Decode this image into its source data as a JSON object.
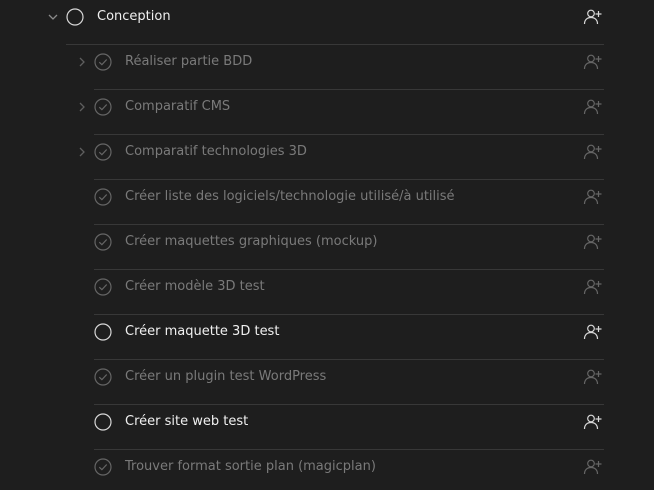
{
  "colors": {
    "background": "#1e1e1e",
    "divider": "#383838",
    "text_open": "#f0f0f0",
    "text_done": "#7a7a7a",
    "icon_open": "#d8d8d8",
    "icon_done": "#666666"
  },
  "parent_task": {
    "label": "Conception",
    "status": "open",
    "expanded": true,
    "icons": {
      "chevron": "chevron-down-icon",
      "status": "circle-icon",
      "assign": "add-user-icon"
    }
  },
  "subtasks": [
    {
      "label": "Réaliser partie BDD",
      "status": "done",
      "has_children": true
    },
    {
      "label": "Comparatif CMS",
      "status": "done",
      "has_children": true
    },
    {
      "label": "Comparatif technologies 3D",
      "status": "done",
      "has_children": true
    },
    {
      "label": "Créer liste des logiciels/technologie utilisé/à utilisé",
      "status": "done",
      "has_children": false
    },
    {
      "label": "Créer maquettes graphiques (mockup)",
      "status": "done",
      "has_children": false
    },
    {
      "label": "Créer modèle 3D test",
      "status": "done",
      "has_children": false
    },
    {
      "label": "Créer maquette 3D test",
      "status": "open",
      "has_children": false
    },
    {
      "label": "Créer un plugin test WordPress",
      "status": "done",
      "has_children": false
    },
    {
      "label": "Créer site web test",
      "status": "open",
      "has_children": false
    },
    {
      "label": "Trouver format sortie plan (magicplan)",
      "status": "done",
      "has_children": false
    }
  ]
}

────────────────

- _SHORT TASK_
Pick out the lines that include the word "Comparatif" and write them out.

- _THE ANSWER_
      "label": "Comparatif CMS",
      "label": "Comparatif technologies 3D",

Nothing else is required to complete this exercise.